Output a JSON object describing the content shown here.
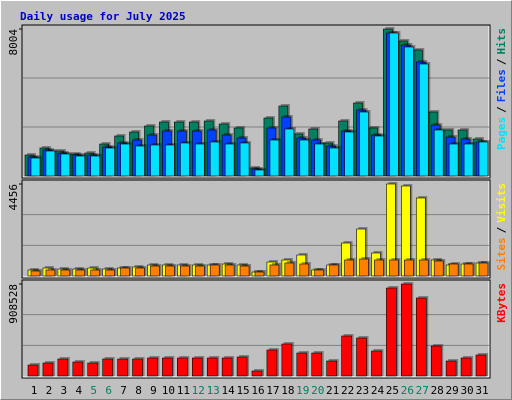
{
  "chart_data": [
    {
      "type": "bar",
      "title": "Daily usage for July 2025",
      "legend_separator": "/",
      "ylim": [
        0,
        8004
      ],
      "yticks": [
        8004
      ],
      "series": [
        {
          "name": "Hits",
          "color": "#008060",
          "values": [
            1143,
            1525,
            1361,
            1198,
            1252,
            1742,
            2178,
            2396,
            2722,
            2940,
            2940,
            2940,
            2995,
            2831,
            2614,
            436,
            3158,
            3811,
            2287,
            2559,
            1797,
            2995,
            3975,
            2614,
            8004,
            7351,
            6861,
            3485,
            2505,
            2505,
            2015
          ]
        },
        {
          "name": "Files",
          "color": "#0040ff",
          "values": [
            1035,
            1416,
            1252,
            1143,
            1143,
            1579,
            1797,
            1960,
            2232,
            2450,
            2450,
            2450,
            2505,
            2232,
            2069,
            381,
            2614,
            3213,
            2069,
            1960,
            1633,
            2450,
            3594,
            2232,
            7786,
            7133,
            6207,
            2777,
            2123,
            2015,
            1851
          ]
        },
        {
          "name": "Pages",
          "color": "#00e0ff",
          "values": [
            980,
            1361,
            1198,
            1089,
            1089,
            1525,
            1742,
            1633,
            1688,
            1688,
            1797,
            1742,
            1851,
            1742,
            1797,
            327,
            1960,
            2559,
            1960,
            1742,
            1525,
            2396,
            3485,
            2178,
            7786,
            7024,
            6098,
            2505,
            1742,
            1742,
            1851
          ]
        }
      ]
    },
    {
      "type": "bar",
      "legend_separator": "/",
      "ylim": [
        0,
        4456
      ],
      "yticks": [
        4456
      ],
      "series": [
        {
          "name": "Visits",
          "color": "#ffff00",
          "values": [
            291,
            387,
            339,
            339,
            387,
            339,
            387,
            436,
            533,
            533,
            533,
            533,
            533,
            581,
            533,
            194,
            678,
            775,
            1017,
            291,
            533,
            1598,
            2276,
            1114,
            4456,
            4359,
            3778,
            775,
            533,
            581,
            630
          ]
        },
        {
          "name": "Sites",
          "color": "#ff8000",
          "values": [
            242,
            291,
            291,
            291,
            291,
            291,
            387,
            387,
            484,
            484,
            484,
            484,
            533,
            533,
            484,
            194,
            533,
            630,
            581,
            291,
            533,
            775,
            823,
            775,
            775,
            775,
            775,
            727,
            581,
            581,
            630
          ]
        }
      ]
    },
    {
      "type": "bar",
      "ylim": [
        0,
        908528
      ],
      "yticks": [
        908528
      ],
      "categories": [
        "1",
        "2",
        "3",
        "4",
        "5",
        "6",
        "7",
        "8",
        "9",
        "10",
        "11",
        "12",
        "13",
        "14",
        "15",
        "16",
        "17",
        "18",
        "19",
        "20",
        "21",
        "22",
        "23",
        "24",
        "25",
        "26",
        "27",
        "28",
        "29",
        "30",
        "31"
      ],
      "category_colors": [
        "#000",
        "#000",
        "#000",
        "#000",
        "#008060",
        "#008060",
        "#000",
        "#000",
        "#000",
        "#000",
        "#000",
        "#008060",
        "#008060",
        "#000",
        "#000",
        "#000",
        "#000",
        "#000",
        "#008060",
        "#008060",
        "#000",
        "#000",
        "#000",
        "#000",
        "#000",
        "#008060",
        "#008060",
        "#000",
        "#000",
        "#000",
        "#000"
      ],
      "series": [
        {
          "name": "KBytes",
          "color": "#ff0000",
          "values": [
            108628,
            128379,
            167880,
            138254,
            128379,
            167880,
            167880,
            167880,
            177755,
            177755,
            177755,
            177755,
            177755,
            177755,
            187631,
            49377,
            256758,
            316010,
            227132,
            227132,
            148130,
            395012,
            375261,
            246883,
            869026,
            908528,
            770273,
            296259,
            148130,
            177755,
            207381
          ]
        }
      ]
    }
  ]
}
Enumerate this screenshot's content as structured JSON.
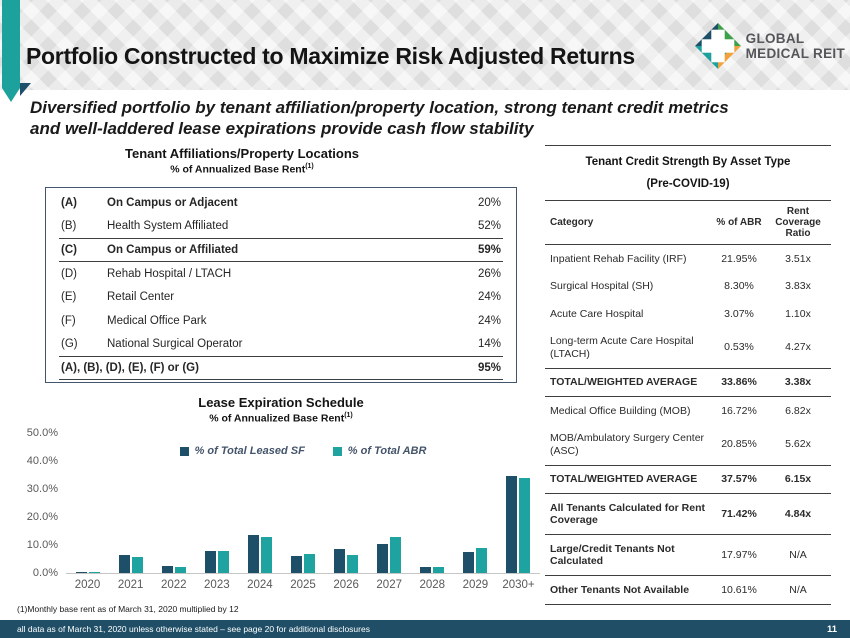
{
  "header": {
    "title": "Portfolio Constructed to Maximize Risk Adjusted Returns",
    "logo_line1": "GLOBAL",
    "logo_line2": "MEDICAL REIT"
  },
  "subtitle": {
    "line1": "Diversified portfolio by tenant affiliation/property location, strong tenant credit metrics",
    "line2": "and well-laddered lease expirations provide cash flow stability"
  },
  "affiliations": {
    "title": "Tenant Affiliations/Property Locations",
    "subtitle_text": "% of Annualized Base Rent",
    "subtitle_sup": "(1)",
    "rows": [
      {
        "key": "(A)",
        "label": "On Campus or Adjacent",
        "value": "20%",
        "bold": true,
        "value_bold": false
      },
      {
        "key": "(B)",
        "label": "Health System Affiliated",
        "value": "52%"
      },
      {
        "key": "(C)",
        "label": "On Campus or Affiliated",
        "value": "59%",
        "bold": true,
        "rule_above": true,
        "rule_below": true
      },
      {
        "key": "(D)",
        "label": "Rehab Hospital / LTACH",
        "value": "26%"
      },
      {
        "key": "(E)",
        "label": "Retail Center",
        "value": "24%"
      },
      {
        "key": "(F)",
        "label": "Medical Office Park",
        "value": "24%"
      },
      {
        "key": "(G)",
        "label": "National Surgical Operator",
        "value": "14%"
      },
      {
        "key": "",
        "label": "(A), (B), (D), (E), (F) or (G)",
        "value": "95%",
        "bold": true,
        "rule_above": true,
        "rule_below": true
      }
    ]
  },
  "credit": {
    "title": "Tenant Credit Strength By Asset Type",
    "subtitle": "(Pre-COVID-19)",
    "columns": {
      "category": "Category",
      "abr": "% of ABR",
      "ratio": "Rent Coverage Ratio"
    },
    "rows": [
      {
        "label": "Inpatient Rehab Facility (IRF)",
        "abr": "21.95%",
        "ratio": "3.51x"
      },
      {
        "label": "Surgical Hospital (SH)",
        "abr": "8.30%",
        "ratio": "3.83x"
      },
      {
        "label": "Acute Care Hospital",
        "abr": "3.07%",
        "ratio": "1.10x"
      },
      {
        "label": "Long-term Acute Care Hospital (LTACH)",
        "abr": "0.53%",
        "ratio": "4.27x"
      },
      {
        "label": "TOTAL/WEIGHTED AVERAGE",
        "abr": "33.86%",
        "ratio": "3.38x",
        "bold": true,
        "rule_above": true,
        "rule_below": true
      },
      {
        "label": "Medical Office Building (MOB)",
        "abr": "16.72%",
        "ratio": "6.82x"
      },
      {
        "label": "MOB/Ambulatory Surgery Center (ASC)",
        "abr": "20.85%",
        "ratio": "5.62x"
      },
      {
        "label": "TOTAL/WEIGHTED AVERAGE",
        "abr": "37.57%",
        "ratio": "6.15x",
        "bold": true,
        "rule_above": true,
        "rule_below": true
      },
      {
        "label": "All Tenants Calculated for Rent Coverage",
        "abr": "71.42%",
        "ratio": "4.84x",
        "bold": true,
        "rule_below": true
      },
      {
        "label": "Large/Credit Tenants Not Calculated",
        "abr": "17.97%",
        "ratio": "N/A",
        "label_bold": true,
        "rule_below": true
      },
      {
        "label": "Other Tenants Not Available",
        "abr": "10.61%",
        "ratio": "N/A",
        "label_bold": true,
        "rule_below": true
      }
    ]
  },
  "chart_data": {
    "type": "bar",
    "title": "Lease Expiration Schedule",
    "subtitle_text": "% of Annualized Base Rent",
    "subtitle_sup": "(1)",
    "categories": [
      "2020",
      "2021",
      "2022",
      "2023",
      "2024",
      "2025",
      "2026",
      "2027",
      "2028",
      "2029",
      "2030+"
    ],
    "series": [
      {
        "name": "% of Total Leased SF",
        "color": "#1D4F68",
        "values": [
          0.5,
          6.3,
          2.5,
          8.0,
          13.5,
          6.1,
          8.7,
          10.3,
          2.3,
          7.5,
          34.5
        ]
      },
      {
        "name": "% of Total ABR",
        "color": "#1FA3A0",
        "values": [
          0.5,
          5.9,
          2.2,
          8.0,
          12.9,
          6.7,
          6.5,
          12.7,
          2.3,
          8.9,
          33.8
        ]
      }
    ],
    "xlabel": "",
    "ylabel": "",
    "ylim": [
      0,
      50
    ],
    "yticks": [
      0,
      10,
      20,
      30,
      40,
      50
    ],
    "grid": false,
    "legend_position": "top-center"
  },
  "footnote": "(1)Monthly base rent as of March 31, 2020 multiplied by 12",
  "footer": {
    "text": "all data as of March 31, 2020 unless otherwise stated – see page 20 for additional disclosures",
    "page": "11"
  },
  "colors": {
    "teal": "#1FA3A0",
    "navy": "#1D4F68",
    "ribbon_teal": "#1CA19C",
    "footer_bar": "#1F4E66",
    "header_bg": "#E9E9E9",
    "logo_green": "#3FA04C",
    "logo_orange": "#F0A23C",
    "rule_dark": "#3F3F3F"
  }
}
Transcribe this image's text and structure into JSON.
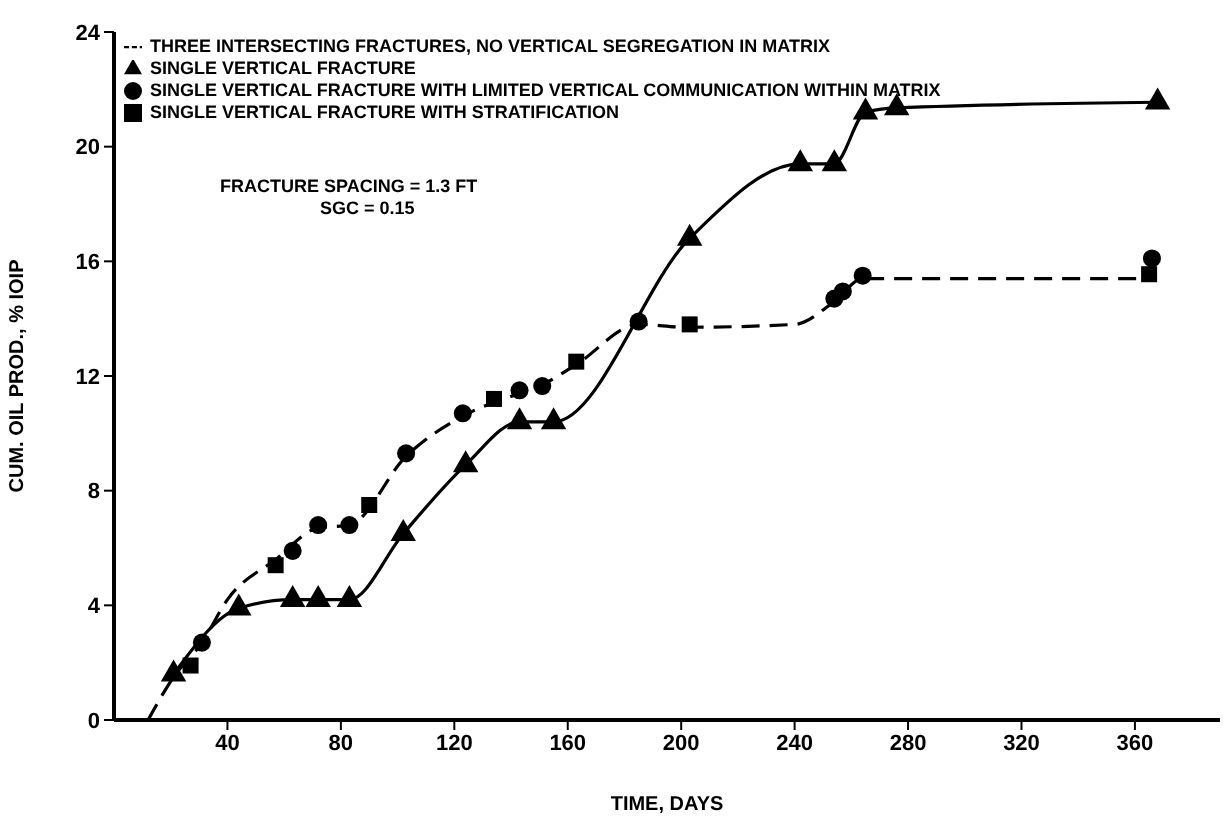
{
  "chart_data": {
    "type": "line",
    "xlabel": "TIME, DAYS",
    "ylabel": "CUM. OIL PROD., % IOIP",
    "xlim": [
      0,
      390
    ],
    "xticks": [
      40,
      80,
      120,
      160,
      200,
      240,
      280,
      320,
      360
    ],
    "ylim": [
      0,
      24
    ],
    "yticks": [
      0,
      4,
      8,
      12,
      16,
      20,
      24
    ],
    "grid": false,
    "legend": "top left",
    "annotations": [
      "FRACTURE SPACING = 1.3 FT",
      "SGC = 0.15"
    ],
    "series": [
      {
        "name": "THREE INTERSECTING FRACTURES, NO VERTICAL SEGREGATION IN MATRIX",
        "color": "#000000",
        "line_style": "dashed",
        "marker": "none",
        "x": [
          12,
          21,
          31,
          40,
          57,
          72,
          83,
          103,
          123,
          143,
          151,
          163,
          185,
          202,
          240,
          254,
          264,
          290,
          366
        ],
        "values": [
          0,
          1.5,
          2.7,
          4.2,
          5.6,
          6.7,
          6.8,
          9.2,
          10.6,
          11.4,
          11.7,
          12.4,
          13.8,
          13.7,
          13.8,
          14.6,
          15.4,
          15.4,
          15.4
        ]
      },
      {
        "name": "SINGLE VERTICAL FRACTURE",
        "color": "#000000",
        "line_style": "solid",
        "marker": "triangle",
        "x": [
          21,
          44,
          63,
          72,
          83,
          102,
          124,
          143,
          155,
          203,
          242,
          254,
          265,
          276,
          368
        ],
        "values": [
          1.6,
          3.9,
          4.2,
          4.2,
          4.2,
          6.5,
          8.9,
          10.4,
          10.4,
          16.8,
          19.4,
          19.4,
          21.2,
          21.35,
          21.55
        ]
      },
      {
        "name": "SINGLE VERTICAL FRACTURE WITH LIMITED VERTICAL COMMUNICATION WITHIN MATRIX",
        "type": "scatter",
        "color": "#000000",
        "marker": "circle",
        "x": [
          31,
          63,
          72,
          83,
          103,
          123,
          143,
          151,
          185,
          254,
          257,
          264,
          366
        ],
        "values": [
          2.7,
          5.9,
          6.8,
          6.8,
          9.3,
          10.7,
          11.5,
          11.65,
          13.9,
          14.7,
          14.95,
          15.5,
          16.1
        ]
      },
      {
        "name": "SINGLE VERTICAL FRACTURE WITH STRATIFICATION",
        "type": "scatter",
        "color": "#000000",
        "marker": "square",
        "x": [
          27,
          57,
          90,
          134,
          163,
          203,
          365
        ],
        "values": [
          1.9,
          5.4,
          7.5,
          11.2,
          12.5,
          13.8,
          15.55
        ]
      }
    ]
  }
}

########

» **What the task asks**:
Look above for lines with the word "Care" and copy them all.

» **Task output**:
        "label": "Acute Care Hospital",
        "label": "Long-term Acute Care Hospital (LTACH)",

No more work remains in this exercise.